Quote every line of the data below as it stands, omitting pictures.

Dataset records |
'''

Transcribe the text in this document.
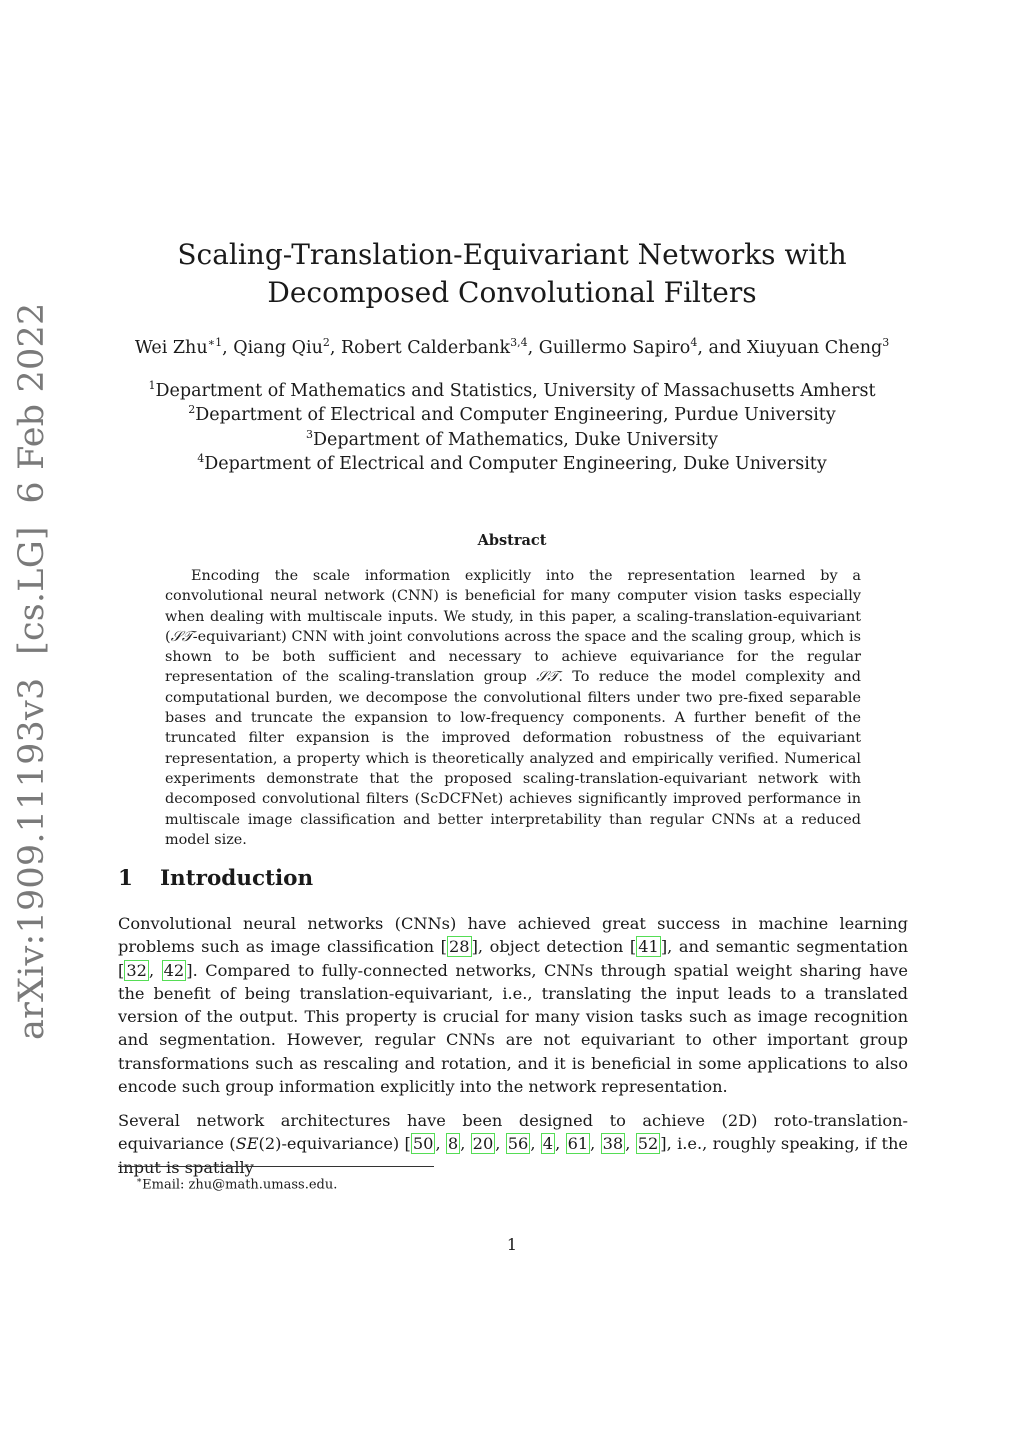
arXiv:1909.11193v3  [cs.LG]  6 Feb 2022
Scaling-Translation-Equivariant Networks with Decomposed Convolutional Filters
Wei Zhu$^{∗1}$, Qiang Qiu$^2$, Robert Calderbank$^{3,4}$, Guillermo Sapiro$^4$, and Xiuyuan Cheng$^3$
$^1$Department of Mathematics and Statistics, University of Massachusetts Amherst
$^2$Department of Electrical and Computer Engineering, Purdue University
$^3$Department of Mathematics, Duke University
$^4$Department of Electrical and Computer Engineering, Duke University
Abstract

Encoding the scale information explicitly into the representation learned by a convolutional neural network (CNN) is beneficial for many computer vision tasks especially when dealing with multiscale inputs. We study, in this paper, a scaling-translation-equivariant (𝒮𝒯-equivariant) CNN with joint convolutions across the space and the scaling group, which is shown to be both sufficient and necessary to achieve equivariance for the regular representation of the scaling-translation group 𝒮𝒯. To reduce the model complexity and computational burden, we decompose the convolutional filters under two pre-fixed separable bases and truncate the expansion to low-frequency components. A further benefit of the truncated filter expansion is the improved deformation robustness of the equivariant representation, a property which is theoretically analyzed and empirically verified. Numerical experiments demonstrate that the proposed scaling-translation-equivariant network with decomposed convolutional filters (ScDCFNet) achieves significantly improved performance in multiscale image classification and better interpretability than regular CNNs at a reduced model size.

1 Introduction

Convolutional neural networks (CNNs) have achieved great success in machine learning problems such as image classification [ 28 ], object detection [ 41 ], and semantic segmentation [ 32 , 42 ]. Compared to fully-connected networks, CNNs through spatial weight sharing have the benefit of being translation-equivariant, i.e., translating the input leads to a translated version of the output. This property is crucial for many vision tasks such as image recognition and segmentation. However, regular CNNs are not equivariant to other important group transformations such as rescaling and rotation, and it is beneficial in some applications to also encode such group information explicitly into the network representation.

Several network architectures have been designed to achieve (2D) roto-translation-equivariance (SE(2)-equivariance) [ 50 , 8 , 20 , 56 , 4 , 61 , 38 , 52 ], i.e., roughly speaking, if the input is spatially

∗Email: zhu@math.umass.edu.
1
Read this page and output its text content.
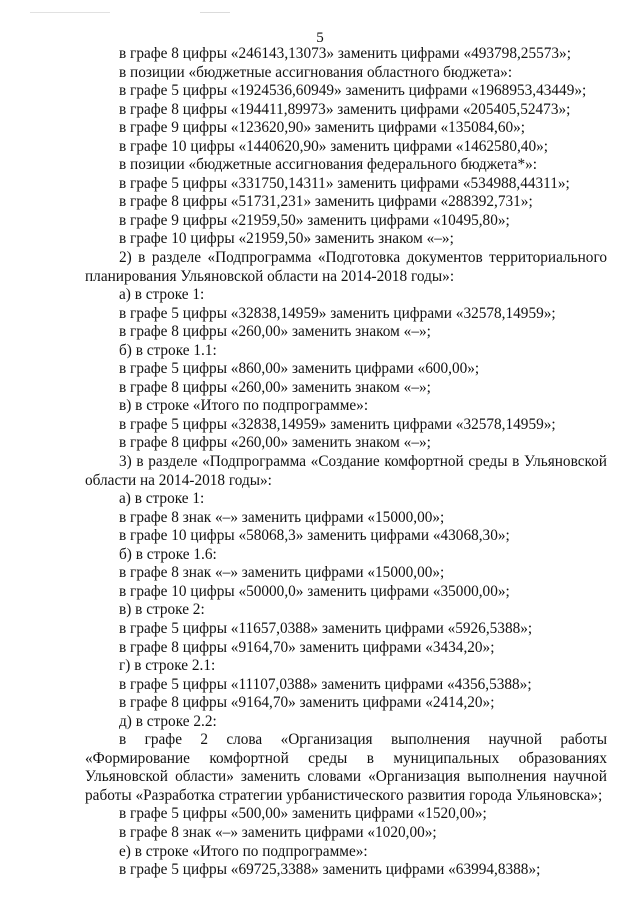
5
в графе 8 цифры «246143,13073» заменить цифрами «493798,25573»;
в позиции «бюджетные ассигнования областного бюджета»:
в графе 5 цифры «1924536,60949» заменить цифрами «1968953,43449»;
в графе 8 цифры «194411,89973» заменить цифрами «205405,52473»;
в графе 9 цифры «123620,90» заменить цифрами «135084,60»;
в графе 10 цифры «1440620,90» заменить цифрами «1462580,40»;
в позиции «бюджетные ассигнования федерального бюджета*»:
в графе 5 цифры «331750,14311» заменить цифрами «534988,44311»;
в графе 8 цифры «51731,231» заменить цифрами «288392,731»;
в графе 9 цифры «21959,50» заменить цифрами «10495,80»;
в графе 10 цифры «21959,50» заменить знаком «–»;
2) в разделе «Подпрограмма «Подготовка документов территориального
планирования Ульяновской области на 2014-2018 годы»:
а) в строке 1:
в графе 5 цифры «32838,14959» заменить цифрами «32578,14959»;
в графе 8 цифры «260,00» заменить знаком «–»;
б) в строке 1.1:
в графе 5 цифры «860,00» заменить цифрами «600,00»;
в графе 8 цифры «260,00» заменить знаком «–»;
в) в строке «Итого по подпрограмме»:
в графе 5 цифры «32838,14959» заменить цифрами «32578,14959»;
в графе 8 цифры «260,00» заменить знаком «–»;
3) в разделе «Подпрограмма «Создание комфортной среды в Ульяновской
области на 2014-2018 годы»:
а) в строке 1:
в графе 8 знак «–» заменить цифрами «15000,00»;
в графе 10 цифры «58068,3» заменить цифрами «43068,30»;
б) в строке 1.6:
в графе 8 знак «–» заменить цифрами «15000,00»;
в графе 10 цифры «50000,0» заменить цифрами «35000,00»;
в) в строке 2:
в графе 5 цифры «11657,0388» заменить цифрами «5926,5388»;
в графе 8 цифры «9164,70» заменить цифрами «3434,20»;
г) в строке 2.1:
в графе 5 цифры «11107,0388» заменить цифрами «4356,5388»;
в графе 8 цифры «9164,70» заменить цифрами «2414,20»;
д) в строке 2.2:
в графе 2 слова «Организация выполнения научной работы
«Формирование комфортной среды в муниципальных образованиях
Ульяновской области» заменить словами «Организация выполнения научной
работы «Разработка стратегии урбанистического развития города Ульяновска»;
в графе 5 цифры «500,00» заменить цифрами «1520,00»;
в графе 8 знак «–» заменить цифрами «1020,00»;
е) в строке «Итого по подпрограмме»:
в графе 5 цифры «69725,3388» заменить цифрами «63994,8388»;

'''

Full output |
Transcribe the text in this document.
arXiv:1909.11193v3  [cs.LG]  6 Feb 2022
Scaling-Translation-Equivariant Networks with Decomposed Convolutional Filters
Wei Zhu$^{∗1}$, Qiang Qiu$^2$, Robert Calderbank$^{3,4}$, Guillermo Sapiro$^4$, and Xiuyuan Cheng$^3$
$^1$Department of Mathematics and Statistics, University of Massachusetts Amherst
$^2$Department of Electrical and Computer Engineering, Purdue University
$^3$Department of Mathematics, Duke University
$^4$Department of Electrical and Computer Engineering, Duke University
Abstract

Encoding the scale information explicitly into the representation learned by a convolutional neural network (CNN) is beneficial for many computer vision tasks especially when dealing with multiscale inputs. We study, in this paper, a scaling-translation-equivariant (𝒮𝒯-equivariant) CNN with joint convolutions across the space and the scaling group, which is shown to be both sufficient and necessary to achieve equivariance for the regular representation of the scaling-translation group 𝒮𝒯. To reduce the model complexity and computational burden, we decompose the convolutional filters under two pre-fixed separable bases and truncate the expansion to low-frequency components. A further benefit of the truncated filter expansion is the improved deformation robustness of the equivariant representation, a property which is theoretically analyzed and empirically verified. Numerical experiments demonstrate that the proposed scaling-translation-equivariant network with decomposed convolutional filters (ScDCFNet) achieves significantly improved performance in multiscale image classification and better interpretability than regular CNNs at a reduced model size.

1 Introduction

Convolutional neural networks (CNNs) have achieved great success in machine learning problems such as image classification [ 28 ], object detection [ 41 ], and semantic segmentation [ 32 , 42 ]. Compared to fully-connected networks, CNNs through spatial weight sharing have the benefit of being translation-equivariant, i.e., translating the input leads to a translated version of the output. This property is crucial for many vision tasks such as image recognition and segmentation. However, regular CNNs are not equivariant to other important group transformations such as rescaling and rotation, and it is beneficial in some applications to also encode such group information explicitly into the network representation.

Several network architectures have been designed to achieve (2D) roto-translation-equivariance (SE(2)-equivariance) [ 50 , 8 , 20 , 56 , 4 , 61 , 38 , 52 ], i.e., roughly speaking, if the input is spatially

∗Email: zhu@math.umass.edu.
1
Read this page and output its text content.
5
в графе 8 цифры «246143,13073» заменить цифрами «493798,25573»;
в позиции «бюджетные ассигнования областного бюджета»:
в графе 5 цифры «1924536,60949» заменить цифрами «1968953,43449»;
в графе 8 цифры «194411,89973» заменить цифрами «205405,52473»;
в графе 9 цифры «123620,90» заменить цифрами «135084,60»;
в графе 10 цифры «1440620,90» заменить цифрами «1462580,40»;
в позиции «бюджетные ассигнования федерального бюджета*»:
в графе 5 цифры «331750,14311» заменить цифрами «534988,44311»;
в графе 8 цифры «51731,231» заменить цифрами «288392,731»;
в графе 9 цифры «21959,50» заменить цифрами «10495,80»;
в графе 10 цифры «21959,50» заменить знаком «–»;
2) в разделе «Подпрограмма «Подготовка документов территориального
планирования Ульяновской области на 2014-2018 годы»:
а) в строке 1:
в графе 5 цифры «32838,14959» заменить цифрами «32578,14959»;
в графе 8 цифры «260,00» заменить знаком «–»;
б) в строке 1.1:
в графе 5 цифры «860,00» заменить цифрами «600,00»;
в графе 8 цифры «260,00» заменить знаком «–»;
в) в строке «Итого по подпрограмме»:
в графе 5 цифры «32838,14959» заменить цифрами «32578,14959»;
в графе 8 цифры «260,00» заменить знаком «–»;
3) в разделе «Подпрограмма «Создание комфортной среды в Ульяновской
области на 2014-2018 годы»:
а) в строке 1:
в графе 8 знак «–» заменить цифрами «15000,00»;
в графе 10 цифры «58068,3» заменить цифрами «43068,30»;
б) в строке 1.6:
в графе 8 знак «–» заменить цифрами «15000,00»;
в графе 10 цифры «50000,0» заменить цифрами «35000,00»;
в) в строке 2:
в графе 5 цифры «11657,0388» заменить цифрами «5926,5388»;
в графе 8 цифры «9164,70» заменить цифрами «3434,20»;
г) в строке 2.1:
в графе 5 цифры «11107,0388» заменить цифрами «4356,5388»;
в графе 8 цифры «9164,70» заменить цифрами «2414,20»;
д) в строке 2.2:
в графе 2 слова «Организация выполнения научной работы
«Формирование комфортной среды в муниципальных образованиях
Ульяновской области» заменить словами «Организация выполнения научной
работы «Разработка стратегии урбанистического развития города Ульяновска»;
в графе 5 цифры «500,00» заменить цифрами «1520,00»;
в графе 8 знак «–» заменить цифрами «1020,00»;
е) в строке «Итого по подпрограмме»:
в графе 5 цифры «69725,3388» заменить цифрами «63994,8388»;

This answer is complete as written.